Breath of the Wild : l’essence de la liberté
Le monde ouvert : une formule séduisante mais périlleuse. Une recette autrefois prometteuse, mais est-elle aujourd’hui vraiment épuisée…
Un grand monde ouvert ?
La proposition la plus spectaculaire que nous vend l’open world moderne est celle de sa taille démesurée. S’appuyant sur le développement technologique, les mondes virtuels s’étendent d’années en années, désireux de nous stupéfier par leur gigantisme. On perd le joueur dans un vortex sans limites, sans frontières, sans temps de chargement, sans fin. Chaque studio bataille pour son moment de gloire médiatique en exhibant son level design gargantuesque dans une compétition toujours plus acharnée¹⁸. Si le public a été dans un premier temps abasourdi par cet univers des possibles s’offrant à lui, il s’est progressivement lassé de cette surenchère de l’absurde. Et pour cause : plus un monde ouvert est grand, plus il faut de contenu pour le remplir ; plus il faut produire de contenu, plus les coûts de développement prohibitifs tendent à rendre ce contenu vide, répétitif, bâclé.. voire les trois¹⁹.
¹⁹ Ajoutons à cela les coûts humains qu’impliquent la création d’un monde ouvert. Ils viennent s’ajouter à un historique peu glorieux de surmenage et de mauvaises pratiques managériales dans l’industrie du jeu vidéo.
D’entrée de jeu, on pourrait penser qu’avec ses 830 km² annoncés par Aonuma en 20¹⁶, ²⁰, Breath of the Wild s’inscrit dans cette folie des grandeurs. Le tout premier plan d’ensemble du jeu, où l’on contemple les contrées d’Hyrule à perte de vue, semble confirmer cette hypothèse. Et pourtant, le jeu de Nintendo nage une fois de plus à contre-courant des attentes. Le monde ouvert de Zelda fait le choix de condenser son contenu, quitte à réduire sa superficie. Des années de data mining nous apprennent que la taille réelle d’Hyrule s’approche plus des 80 km² que de celle vantée par Nintendo dans ses campagnes de promotions. Si certains joueurs s’estiment floués, la plupart sont restés indifférents à ces révélations… et ce, pour une raison simple :
ce qui fait rêver les joueurs réside moins dans la possibilité d’évoluer dans un monde gigantesque dépourvu de temps de chargements que d’être en mesure d’agir sans contraintes
Il n’y pas de temps morts dans Breath of the Wild. L’aventure ne s’éternise pas : Nintendo condense l’expérience ludique plutôt que de l’éparpiller. Le jeu conserve sa fraîcheur en évitant les redites. L’intelligence étudiée du level design, la richesse des différentes mécaniques de jeu, l’histoire surprenante des personnages rencontrés et la stimulation de l’imagination par la narration environnementale, toutes ces facettes du jeu sont distillées généreusement et avec homogénéité à travers le jeu. Ces choix de design quasi minimalistes rendent l’épopée plus mémorable, à l’instar d’un titre tel qu’A Short Hike²¹. Le joueur est motivé non par une longévité creuse, mais par la promesse que chaque périple sera riche en expériences.

■ CONSIGNE 1:
Dans les enregistrements, recopiez la partie allant du début jusqu'à la ligne contenant "calendar-cell: 20Sunrise: 7:31", en remplaçant "bbox" par "boîte englobante" et sans rien changer d'autre.

■ DONNÉES FOURNIES:
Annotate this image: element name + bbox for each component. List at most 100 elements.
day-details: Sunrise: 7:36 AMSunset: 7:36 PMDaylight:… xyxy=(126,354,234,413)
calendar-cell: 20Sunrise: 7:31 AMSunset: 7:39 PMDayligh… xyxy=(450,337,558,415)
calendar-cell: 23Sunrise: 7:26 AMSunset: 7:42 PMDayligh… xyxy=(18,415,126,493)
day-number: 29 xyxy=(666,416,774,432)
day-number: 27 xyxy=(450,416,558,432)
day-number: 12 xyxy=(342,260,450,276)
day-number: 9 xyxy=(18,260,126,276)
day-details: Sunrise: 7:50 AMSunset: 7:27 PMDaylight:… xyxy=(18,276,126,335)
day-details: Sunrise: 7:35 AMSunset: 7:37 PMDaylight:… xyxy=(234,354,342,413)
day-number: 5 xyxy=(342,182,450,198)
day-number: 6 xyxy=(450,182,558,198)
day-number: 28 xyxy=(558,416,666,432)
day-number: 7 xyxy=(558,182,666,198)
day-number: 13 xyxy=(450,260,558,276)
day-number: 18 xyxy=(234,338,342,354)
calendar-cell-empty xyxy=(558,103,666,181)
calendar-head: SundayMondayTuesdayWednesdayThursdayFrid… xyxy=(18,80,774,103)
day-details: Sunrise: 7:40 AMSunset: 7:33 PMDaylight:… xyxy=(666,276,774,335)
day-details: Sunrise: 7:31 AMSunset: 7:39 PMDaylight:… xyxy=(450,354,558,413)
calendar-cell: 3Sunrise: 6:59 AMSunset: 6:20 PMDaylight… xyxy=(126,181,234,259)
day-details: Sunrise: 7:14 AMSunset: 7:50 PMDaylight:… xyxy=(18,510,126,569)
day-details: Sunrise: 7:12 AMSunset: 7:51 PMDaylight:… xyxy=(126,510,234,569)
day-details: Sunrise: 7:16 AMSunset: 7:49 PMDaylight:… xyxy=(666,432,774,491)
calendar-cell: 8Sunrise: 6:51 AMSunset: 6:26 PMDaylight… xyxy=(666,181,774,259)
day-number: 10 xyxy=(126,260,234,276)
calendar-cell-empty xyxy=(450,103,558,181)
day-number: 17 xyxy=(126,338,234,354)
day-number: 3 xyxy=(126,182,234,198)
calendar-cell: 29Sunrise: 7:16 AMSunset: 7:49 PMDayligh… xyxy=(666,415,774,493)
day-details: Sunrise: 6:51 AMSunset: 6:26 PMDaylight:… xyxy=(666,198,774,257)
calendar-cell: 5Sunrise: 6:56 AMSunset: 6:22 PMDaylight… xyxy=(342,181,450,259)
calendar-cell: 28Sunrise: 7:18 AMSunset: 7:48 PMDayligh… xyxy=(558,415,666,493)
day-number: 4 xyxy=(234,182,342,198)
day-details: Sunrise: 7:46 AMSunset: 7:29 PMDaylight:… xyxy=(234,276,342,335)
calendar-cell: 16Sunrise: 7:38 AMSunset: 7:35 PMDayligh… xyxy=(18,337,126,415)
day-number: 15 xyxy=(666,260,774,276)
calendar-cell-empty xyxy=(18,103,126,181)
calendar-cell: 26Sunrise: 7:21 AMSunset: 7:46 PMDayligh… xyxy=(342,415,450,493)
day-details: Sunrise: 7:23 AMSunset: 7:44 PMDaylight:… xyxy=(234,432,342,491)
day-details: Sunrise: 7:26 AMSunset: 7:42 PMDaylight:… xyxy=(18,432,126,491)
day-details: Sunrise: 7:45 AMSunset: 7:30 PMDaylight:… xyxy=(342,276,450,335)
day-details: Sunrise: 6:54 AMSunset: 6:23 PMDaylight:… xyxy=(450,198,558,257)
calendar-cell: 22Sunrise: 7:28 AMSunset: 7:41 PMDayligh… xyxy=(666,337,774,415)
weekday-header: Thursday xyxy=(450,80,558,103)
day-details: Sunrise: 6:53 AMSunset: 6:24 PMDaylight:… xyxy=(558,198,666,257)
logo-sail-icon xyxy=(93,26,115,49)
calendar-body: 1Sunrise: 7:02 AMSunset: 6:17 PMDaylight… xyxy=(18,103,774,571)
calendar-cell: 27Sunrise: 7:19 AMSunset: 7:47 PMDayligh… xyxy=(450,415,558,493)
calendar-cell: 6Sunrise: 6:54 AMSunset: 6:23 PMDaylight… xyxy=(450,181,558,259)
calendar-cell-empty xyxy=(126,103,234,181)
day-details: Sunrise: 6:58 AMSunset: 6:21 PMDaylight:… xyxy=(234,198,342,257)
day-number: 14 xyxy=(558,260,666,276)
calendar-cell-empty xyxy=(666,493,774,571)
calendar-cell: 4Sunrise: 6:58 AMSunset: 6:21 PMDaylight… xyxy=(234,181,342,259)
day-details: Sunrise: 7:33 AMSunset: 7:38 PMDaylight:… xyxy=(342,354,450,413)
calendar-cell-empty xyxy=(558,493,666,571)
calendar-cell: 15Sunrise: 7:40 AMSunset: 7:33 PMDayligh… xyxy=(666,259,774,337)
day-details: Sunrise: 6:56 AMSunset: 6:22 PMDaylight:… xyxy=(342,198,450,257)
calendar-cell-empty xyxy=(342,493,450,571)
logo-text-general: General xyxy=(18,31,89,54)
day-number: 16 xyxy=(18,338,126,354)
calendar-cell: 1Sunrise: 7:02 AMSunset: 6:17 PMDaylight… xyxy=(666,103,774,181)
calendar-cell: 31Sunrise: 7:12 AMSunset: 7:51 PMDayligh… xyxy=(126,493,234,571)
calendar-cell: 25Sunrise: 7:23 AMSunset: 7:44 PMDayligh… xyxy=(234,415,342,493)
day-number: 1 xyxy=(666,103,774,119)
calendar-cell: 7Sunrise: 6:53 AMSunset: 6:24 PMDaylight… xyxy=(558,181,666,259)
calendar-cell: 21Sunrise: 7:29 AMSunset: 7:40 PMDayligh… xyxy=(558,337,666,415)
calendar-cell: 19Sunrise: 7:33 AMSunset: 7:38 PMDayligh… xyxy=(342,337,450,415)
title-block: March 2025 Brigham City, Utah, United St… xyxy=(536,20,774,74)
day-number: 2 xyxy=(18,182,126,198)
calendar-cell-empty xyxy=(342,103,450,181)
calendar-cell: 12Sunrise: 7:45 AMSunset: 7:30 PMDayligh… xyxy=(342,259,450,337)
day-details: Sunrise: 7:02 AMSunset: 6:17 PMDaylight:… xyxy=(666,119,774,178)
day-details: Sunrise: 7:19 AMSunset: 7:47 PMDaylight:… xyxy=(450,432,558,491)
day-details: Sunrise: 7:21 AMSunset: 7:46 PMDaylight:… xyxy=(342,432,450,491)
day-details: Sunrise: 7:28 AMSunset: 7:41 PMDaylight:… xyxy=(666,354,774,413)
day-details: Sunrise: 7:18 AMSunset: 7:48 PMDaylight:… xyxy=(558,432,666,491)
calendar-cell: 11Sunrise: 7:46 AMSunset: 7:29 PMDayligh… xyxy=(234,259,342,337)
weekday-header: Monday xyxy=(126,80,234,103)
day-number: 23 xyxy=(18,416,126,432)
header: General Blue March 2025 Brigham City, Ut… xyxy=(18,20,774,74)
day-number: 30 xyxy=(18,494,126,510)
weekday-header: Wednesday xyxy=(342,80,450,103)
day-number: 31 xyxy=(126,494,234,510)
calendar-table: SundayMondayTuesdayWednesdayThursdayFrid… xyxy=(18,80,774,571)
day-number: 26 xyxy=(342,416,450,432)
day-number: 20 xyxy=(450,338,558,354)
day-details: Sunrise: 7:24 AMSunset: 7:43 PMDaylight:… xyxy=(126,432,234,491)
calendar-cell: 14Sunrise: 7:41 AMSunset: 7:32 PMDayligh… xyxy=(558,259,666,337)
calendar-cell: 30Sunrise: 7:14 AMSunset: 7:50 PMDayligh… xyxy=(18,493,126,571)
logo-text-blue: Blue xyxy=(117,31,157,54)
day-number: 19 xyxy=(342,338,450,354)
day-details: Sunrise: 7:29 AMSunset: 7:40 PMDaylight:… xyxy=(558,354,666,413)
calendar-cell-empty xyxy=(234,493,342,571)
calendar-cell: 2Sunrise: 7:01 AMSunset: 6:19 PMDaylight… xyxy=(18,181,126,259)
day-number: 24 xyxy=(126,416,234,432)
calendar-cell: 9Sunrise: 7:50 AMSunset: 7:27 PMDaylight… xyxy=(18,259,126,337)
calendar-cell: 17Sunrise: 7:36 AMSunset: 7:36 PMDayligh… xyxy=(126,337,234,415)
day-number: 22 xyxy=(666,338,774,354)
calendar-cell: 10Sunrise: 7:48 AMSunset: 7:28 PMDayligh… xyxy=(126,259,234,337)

■ CONSIGNE 2:
Les affirmations suivantes concordent-elles avec le texte sur Breath of the Wild ? Répondez par oui ou non pour chacune, en citant les mots décisifs du texte. (a) La superficie de 830 km² a été annoncée par Aonuma. (b) La plupart des joueurs se sont estimés floués par les révélations sur la taille d'Hyrule. (c) D'après le data mining, la taille réelle d'Hyrule est plus proche de 80 km².

■ RÉSULTAT 1:
Annotate this image: element name + boîte englobante for each component. List at most 100 elements.
day-details: Sunrise: 7:36 AMSunset: 7:36 PMDaylight:… xyxy=(126,354,234,413)
calendar-cell: 20Sunrise: 7:31 AMSunset: 7:39 PMDayligh… xyxy=(450,337,558,415)

■ RÉSULTAT 2:
(a) Oui : « avec ses 830 km² annoncés par Aonuma »
(b) Non : « la plupart sont restés indifférents à ces révélations »
(c) Oui : « Des années de data mining nous apprennent que la taille réelle d’Hyrule s’approche plus des 80 km² que de celle vantée par Nintendo dans ses campagnes de promotions »